Raw records:
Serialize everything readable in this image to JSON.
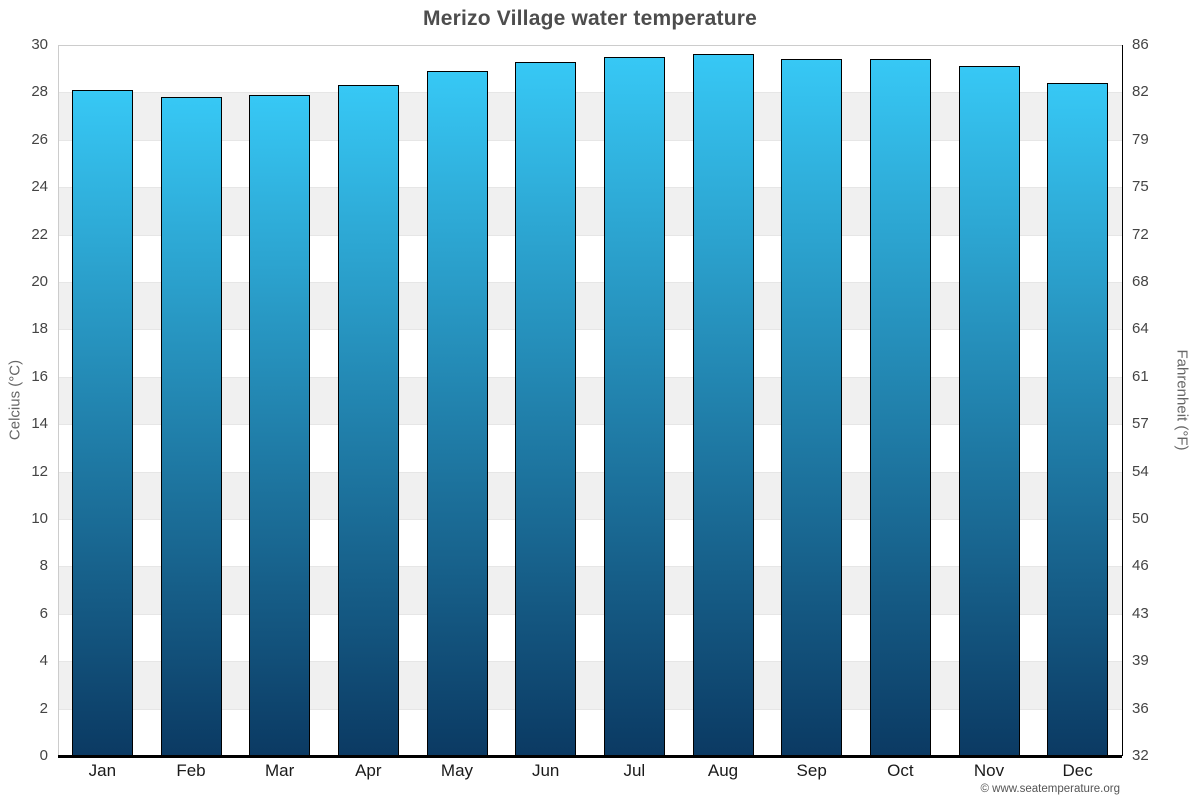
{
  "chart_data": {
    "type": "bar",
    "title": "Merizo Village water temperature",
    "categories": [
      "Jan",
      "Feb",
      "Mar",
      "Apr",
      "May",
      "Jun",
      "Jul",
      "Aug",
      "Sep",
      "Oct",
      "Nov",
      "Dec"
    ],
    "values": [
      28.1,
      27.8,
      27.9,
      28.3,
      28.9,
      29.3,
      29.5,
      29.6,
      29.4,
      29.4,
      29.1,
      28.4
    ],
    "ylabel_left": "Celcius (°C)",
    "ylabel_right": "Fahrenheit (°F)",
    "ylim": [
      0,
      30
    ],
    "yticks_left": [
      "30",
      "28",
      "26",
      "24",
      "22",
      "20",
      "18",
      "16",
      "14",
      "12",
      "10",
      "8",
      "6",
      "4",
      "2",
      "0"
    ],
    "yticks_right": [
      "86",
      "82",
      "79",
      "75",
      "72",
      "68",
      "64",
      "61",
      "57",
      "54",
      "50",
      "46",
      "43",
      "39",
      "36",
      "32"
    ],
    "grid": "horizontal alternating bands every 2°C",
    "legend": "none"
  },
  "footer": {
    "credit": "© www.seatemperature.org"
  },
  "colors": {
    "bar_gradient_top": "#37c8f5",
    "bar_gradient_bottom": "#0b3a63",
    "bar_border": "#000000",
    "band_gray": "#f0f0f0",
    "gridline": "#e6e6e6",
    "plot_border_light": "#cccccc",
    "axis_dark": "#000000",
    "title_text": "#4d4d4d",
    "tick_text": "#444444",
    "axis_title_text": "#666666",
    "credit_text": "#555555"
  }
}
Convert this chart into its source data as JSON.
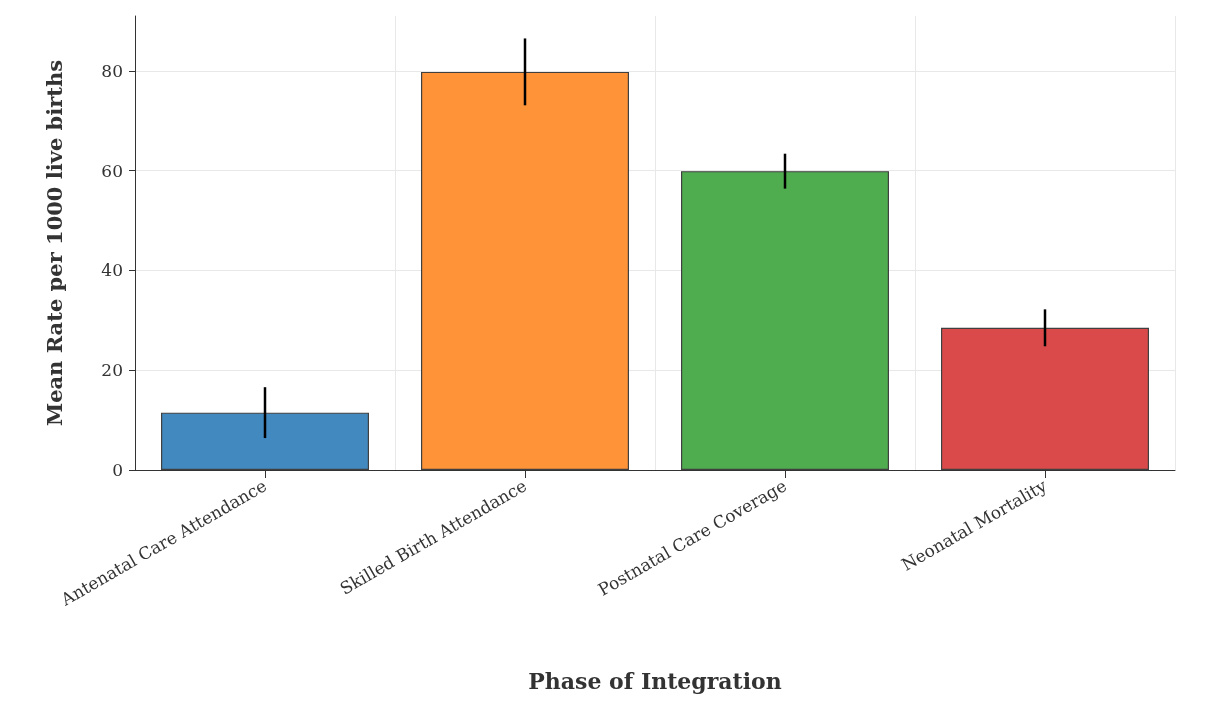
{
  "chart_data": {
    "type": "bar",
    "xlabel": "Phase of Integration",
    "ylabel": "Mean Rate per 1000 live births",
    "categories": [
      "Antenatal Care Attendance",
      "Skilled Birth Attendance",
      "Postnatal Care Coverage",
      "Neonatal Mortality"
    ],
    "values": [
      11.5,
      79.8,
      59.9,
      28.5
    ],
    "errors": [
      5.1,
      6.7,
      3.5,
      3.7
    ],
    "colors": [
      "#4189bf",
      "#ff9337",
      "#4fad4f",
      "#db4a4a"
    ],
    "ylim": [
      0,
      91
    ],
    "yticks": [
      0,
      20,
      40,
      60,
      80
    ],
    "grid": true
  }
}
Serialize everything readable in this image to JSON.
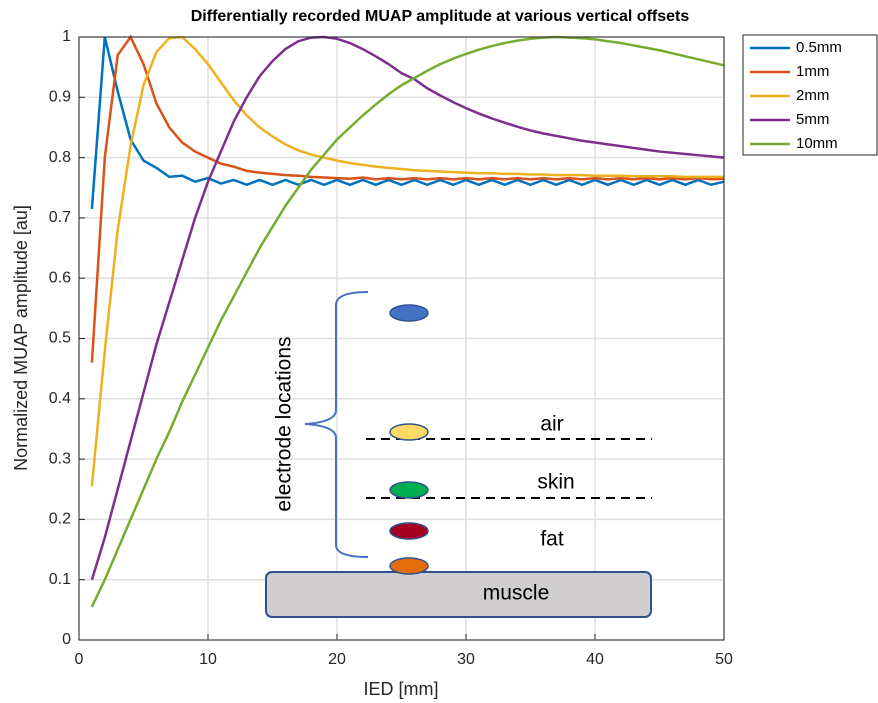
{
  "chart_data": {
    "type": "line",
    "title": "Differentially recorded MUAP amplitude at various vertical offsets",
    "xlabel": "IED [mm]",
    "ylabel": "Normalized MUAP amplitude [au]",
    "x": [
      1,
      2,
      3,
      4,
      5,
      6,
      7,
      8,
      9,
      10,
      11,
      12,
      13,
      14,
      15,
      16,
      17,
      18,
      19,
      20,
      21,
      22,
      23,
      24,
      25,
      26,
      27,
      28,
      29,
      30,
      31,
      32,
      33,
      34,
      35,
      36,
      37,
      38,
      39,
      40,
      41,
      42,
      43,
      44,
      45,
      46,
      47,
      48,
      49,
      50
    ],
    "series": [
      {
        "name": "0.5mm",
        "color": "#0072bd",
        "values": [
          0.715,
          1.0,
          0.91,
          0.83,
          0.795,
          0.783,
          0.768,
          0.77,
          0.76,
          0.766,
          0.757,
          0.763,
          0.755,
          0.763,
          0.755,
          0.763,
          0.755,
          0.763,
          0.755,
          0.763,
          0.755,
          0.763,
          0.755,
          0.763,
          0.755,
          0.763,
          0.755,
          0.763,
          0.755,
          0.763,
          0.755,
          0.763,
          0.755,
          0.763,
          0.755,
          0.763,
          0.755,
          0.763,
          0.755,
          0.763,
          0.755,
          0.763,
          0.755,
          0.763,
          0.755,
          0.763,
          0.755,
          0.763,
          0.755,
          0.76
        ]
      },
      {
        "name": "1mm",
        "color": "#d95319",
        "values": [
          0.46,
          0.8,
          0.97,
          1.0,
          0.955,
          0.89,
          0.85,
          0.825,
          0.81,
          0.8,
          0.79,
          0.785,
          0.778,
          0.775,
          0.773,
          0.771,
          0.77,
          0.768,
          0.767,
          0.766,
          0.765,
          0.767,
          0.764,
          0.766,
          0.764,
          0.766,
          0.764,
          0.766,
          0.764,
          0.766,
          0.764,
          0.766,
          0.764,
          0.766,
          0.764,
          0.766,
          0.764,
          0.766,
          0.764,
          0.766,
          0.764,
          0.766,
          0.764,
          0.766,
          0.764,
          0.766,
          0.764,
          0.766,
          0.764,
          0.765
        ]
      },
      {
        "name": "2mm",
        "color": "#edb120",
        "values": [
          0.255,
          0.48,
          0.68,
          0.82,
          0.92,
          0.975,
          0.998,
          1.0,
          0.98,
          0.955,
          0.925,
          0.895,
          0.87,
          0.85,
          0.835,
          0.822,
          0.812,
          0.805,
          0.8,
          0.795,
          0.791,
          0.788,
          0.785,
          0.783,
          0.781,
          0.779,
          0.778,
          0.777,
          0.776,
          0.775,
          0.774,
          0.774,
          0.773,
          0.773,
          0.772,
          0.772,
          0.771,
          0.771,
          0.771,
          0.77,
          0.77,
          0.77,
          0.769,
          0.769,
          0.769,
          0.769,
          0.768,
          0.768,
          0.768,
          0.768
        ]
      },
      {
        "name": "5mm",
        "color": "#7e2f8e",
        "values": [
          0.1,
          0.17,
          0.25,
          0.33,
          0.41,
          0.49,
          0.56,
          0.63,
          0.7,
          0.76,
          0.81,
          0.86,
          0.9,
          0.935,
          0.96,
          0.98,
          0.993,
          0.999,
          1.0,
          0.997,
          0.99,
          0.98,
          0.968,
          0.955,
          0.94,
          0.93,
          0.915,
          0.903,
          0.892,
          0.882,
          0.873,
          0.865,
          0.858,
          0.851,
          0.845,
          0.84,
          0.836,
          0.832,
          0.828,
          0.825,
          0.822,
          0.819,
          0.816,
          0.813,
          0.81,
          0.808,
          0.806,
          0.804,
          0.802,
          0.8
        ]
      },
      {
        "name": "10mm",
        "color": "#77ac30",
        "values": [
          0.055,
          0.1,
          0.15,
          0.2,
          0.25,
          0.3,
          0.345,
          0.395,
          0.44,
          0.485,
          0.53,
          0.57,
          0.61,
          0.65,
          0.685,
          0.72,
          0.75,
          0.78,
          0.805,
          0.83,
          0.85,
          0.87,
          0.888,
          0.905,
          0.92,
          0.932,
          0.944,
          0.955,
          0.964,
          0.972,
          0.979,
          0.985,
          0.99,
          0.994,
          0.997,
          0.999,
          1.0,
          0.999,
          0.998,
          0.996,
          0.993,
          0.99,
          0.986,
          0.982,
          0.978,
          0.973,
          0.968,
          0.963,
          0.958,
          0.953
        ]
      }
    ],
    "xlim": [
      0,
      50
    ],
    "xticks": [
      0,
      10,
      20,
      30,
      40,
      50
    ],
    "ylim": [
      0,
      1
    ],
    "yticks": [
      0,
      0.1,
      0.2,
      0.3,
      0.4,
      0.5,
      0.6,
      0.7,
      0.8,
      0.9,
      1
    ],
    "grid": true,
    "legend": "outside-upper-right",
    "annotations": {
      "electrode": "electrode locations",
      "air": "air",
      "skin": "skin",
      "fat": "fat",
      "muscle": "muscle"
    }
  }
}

Written request: Scan the listing above. Collect all lines with the word "Attendance".

Task response:
      "Antenatal Care Attendance",
      "Skilled Birth Attendance",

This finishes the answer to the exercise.